WHAT TO DO:
Put the lines of the first row below into a numbered list, starting with the line that contains "calendar-icon <box>480 408 490 418</box>" and going on through the line that contains "info-icon <box>225 114 238 128</box>". Leave out any blank lines.

MATERIAL FOR THE TASK start

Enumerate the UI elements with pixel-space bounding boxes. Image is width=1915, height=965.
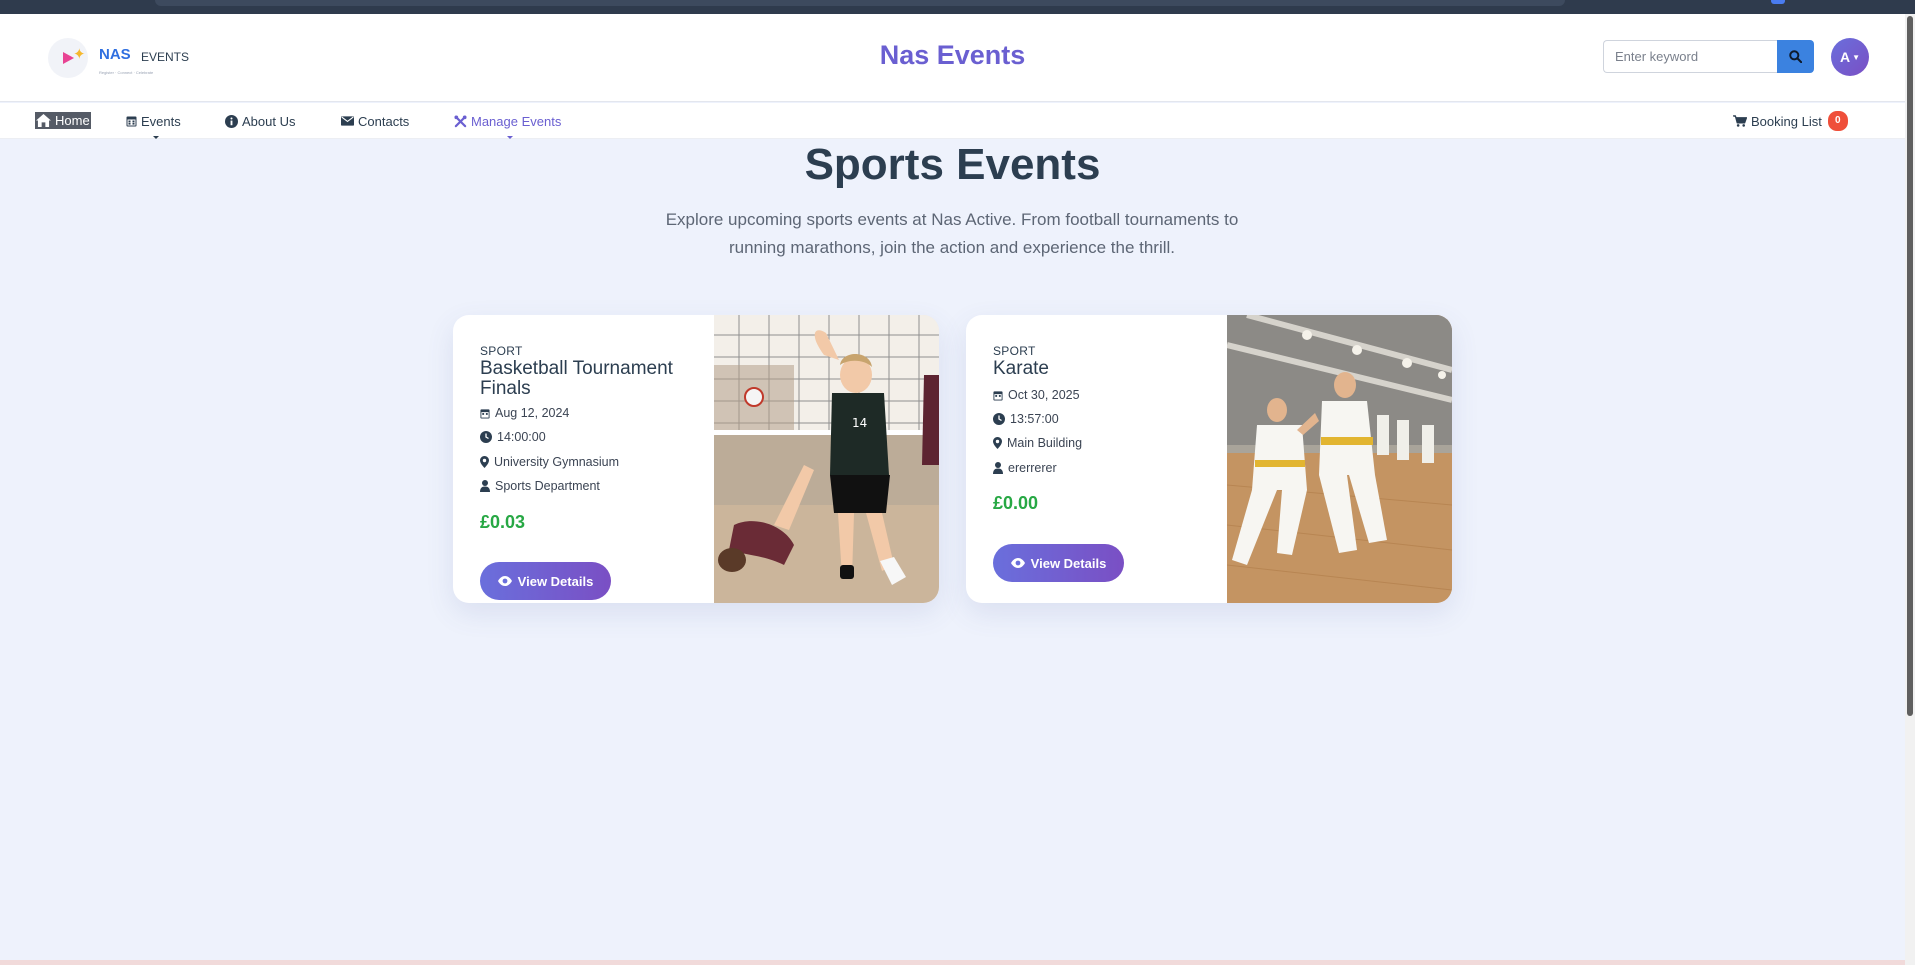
calendar-icon <box>480 408 490 418</box>
karate-photo <box>1227 315 1452 603</box>
event-card: SPORT Basketball Tournament Finals Aug 1… <box>453 315 939 603</box>
user-icon <box>993 462 1003 474</box>
page-scrollbar[interactable] <box>1905 14 1915 965</box>
envelope-icon <box>341 116 354 126</box>
clock-icon <box>480 431 492 443</box>
dropdown-indicator-icon <box>507 136 513 139</box>
page-title: Sports Events <box>804 140 1101 189</box>
avatar-initial: A <box>1839 49 1851 65</box>
event-price: £0.03 <box>480 512 526 532</box>
svg-text:14: 14 <box>852 416 867 430</box>
map-pin-icon <box>993 437 1002 449</box>
eye-icon <box>497 576 512 586</box>
event-location-text: University Gymnasium <box>494 455 620 469</box>
view-details-label: View Details <box>1030 555 1107 571</box>
nav-item-about[interactable]: About Us <box>225 111 295 131</box>
event-time: 14:00:00 <box>480 430 546 444</box>
event-location-text: Main Building <box>1007 436 1083 450</box>
cart-icon <box>1733 115 1747 127</box>
event-date-text: Aug 12, 2024 <box>495 406 570 420</box>
view-details-button[interactable]: View Details <box>993 544 1124 582</box>
event-category: SPORT <box>993 344 1036 358</box>
event-organizer: Sports Department <box>480 479 600 493</box>
clock-icon <box>993 413 1005 425</box>
event-price: £0.00 <box>993 493 1039 513</box>
event-card: SPORT Karate Oct 30, 2025 13:57:00 Main … <box>966 315 1452 603</box>
view-details-label: View Details <box>517 573 594 589</box>
volleyball-photo: 14 <box>714 315 939 603</box>
calendar-icon <box>126 116 137 127</box>
event-time-text: 13:57:00 <box>1010 412 1059 426</box>
nav-item-label: Manage Events <box>471 113 562 129</box>
booking-list-label: Booking List <box>1751 113 1822 129</box>
nav-item-manage-events[interactable]: Manage Events <box>454 111 561 131</box>
event-category: SPORT <box>480 344 523 358</box>
nav-item-contacts[interactable]: Contacts <box>341 111 409 131</box>
event-time-text: 14:00:00 <box>497 430 546 444</box>
event-date: Aug 12, 2024 <box>480 406 569 420</box>
event-location: Main Building <box>993 436 1082 450</box>
nav-item-label: About Us <box>242 113 296 129</box>
info-icon <box>225 114 238 128</box>
home-icon <box>36 114 51 127</box>
main-nav: Home Events About Us Contacts Manage Eve <box>0 103 1905 139</box>
search-icon <box>1789 50 1802 63</box>
browser-top-strip <box>0 0 1915 14</box>
tools-icon <box>454 114 467 127</box>
scrollbar-thumb[interactable] <box>1907 16 1913 716</box>
extension-icon[interactable] <box>1771 0 1785 4</box>
nav-item-label: Contacts <box>358 113 410 129</box>
search-input[interactable] <box>1603 40 1778 73</box>
map-pin-icon <box>480 456 489 468</box>
view-details-button[interactable]: View Details <box>480 562 611 600</box>
site-header: ✦ NAS EVENTS Register · Connect · Celebr… <box>0 14 1905 102</box>
event-title: Basketball Tournament Finals <box>480 358 673 399</box>
chevron-down-icon: ▼ <box>1852 53 1861 62</box>
booking-list-link[interactable]: Booking List 0 <box>1733 111 1848 131</box>
nav-item-events[interactable]: Events <box>126 111 181 131</box>
event-location: University Gymnasium <box>480 455 619 469</box>
event-title: Karate <box>993 358 1049 379</box>
eye-icon <box>1010 558 1025 568</box>
browser-address-bar[interactable] <box>155 0 1565 6</box>
dropdown-indicator-icon <box>153 136 159 139</box>
booking-count-badge: 0 <box>1827 111 1848 131</box>
event-date: Oct 30, 2025 <box>993 388 1080 402</box>
user-avatar-menu[interactable]: A ▼ <box>1831 38 1869 76</box>
user-icon <box>480 480 490 492</box>
nav-item-home[interactable]: Home <box>35 112 91 129</box>
event-organizer-text: ererrerer <box>1008 461 1057 475</box>
event-time: 13:57:00 <box>993 412 1059 426</box>
search-button[interactable] <box>1777 40 1814 73</box>
calendar-icon <box>993 390 1003 400</box>
event-organizer: ererrerer <box>993 461 1057 475</box>
bottom-edge <box>0 960 1905 965</box>
nav-item-label: Home <box>55 113 90 128</box>
event-date-text: Oct 30, 2025 <box>1008 388 1080 402</box>
nav-item-label: Events <box>141 113 181 129</box>
page-subtitle: Explore upcoming sports events at Nas Ac… <box>665 210 1239 257</box>
event-organizer-text: Sports Department <box>495 479 600 493</box>
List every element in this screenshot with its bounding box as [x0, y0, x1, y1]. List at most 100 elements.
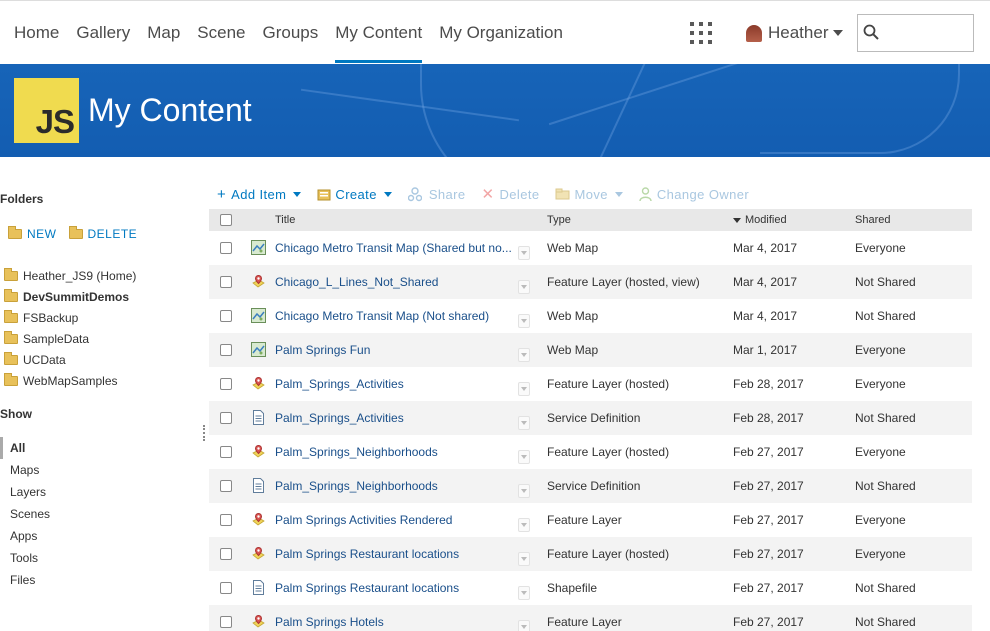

MATERIAL FOR THE TASK end

WRITTEN RESPONSE:
1. calendar-icon <box>480 408 490 418</box>
2. karate-photo <box>1227 315 1452 603</box>
3. event-card: SPORT Basketball Tournament Finals Aug 1… <box>453 315 939 603</box>
4. user-icon <box>993 462 1003 474</box>
5. page-scrollbar[interactable] <box>1905 14 1915 965</box>
6. envelope-icon <box>341 116 354 126</box>
7. clock-icon <box>480 431 492 443</box>
8. dropdown-indicator-icon <box>507 136 513 139</box>
9. page-title: Sports Events <box>804 140 1101 189</box>
10. avatar-initial: A <box>1839 49 1851 65</box>
11. event-price: £0.03 <box>480 512 526 532</box>
12. svg-text:14: 14 <box>852 416 867 430</box>
13. map-pin-icon <box>993 437 1002 449</box>
14. eye-icon <box>497 576 512 586</box>
15. event-location-text: University Gymnasium <box>494 455 620 469</box>
16. view-details-label: View Details <box>1030 555 1107 571</box>
17. nav-item-about[interactable]: About Us <box>225 111 295 131</box>
18. event-time: 14:00:00 <box>480 430 546 444</box>
19. event-location-text: Main Building <box>1007 436 1083 450</box>
20. cart-icon <box>1733 115 1747 127</box>
21. event-date-text: Aug 12, 2024 <box>495 406 570 420</box>
22. view-details-button[interactable]: View Details <box>993 544 1124 582</box>
23. event-category: SPORT <box>993 344 1036 358</box>
24. event-organizer: Sports Department <box>480 479 600 493</box>
25. clock-icon <box>993 413 1005 425</box>
26. event-price: £0.00 <box>993 493 1039 513</box>
27. event-card: SPORT Karate Oct 30, 2025 13:57:00 Main … <box>966 315 1452 603</box>
28. view-details-label: View Details <box>517 573 594 589</box>
29. volleyball-photo: 14 <box>714 315 939 603</box>
30. calendar-icon <box>126 116 137 127</box>
31. event-time-text: 13:57:00 <box>1010 412 1059 426</box>
32. nav-item-label: Manage Events <box>471 113 562 129</box>
33. booking-list-label: Booking List <box>1751 113 1822 129</box>
34. nav-item-manage-events[interactable]: Manage Events <box>454 111 561 131</box>
35. event-category: SPORT <box>480 344 523 358</box>
36. nav-item-contacts[interactable]: Contacts <box>341 111 409 131</box>
37. event-time-text: 14:00:00 <box>497 430 546 444</box>
38. event-date: Aug 12, 2024 <box>480 406 569 420</box>
39. event-location: Main Building <box>993 436 1082 450</box>
40. nav-item-label: About Us <box>242 113 296 129</box>
41. info-icon <box>225 114 238 128</box>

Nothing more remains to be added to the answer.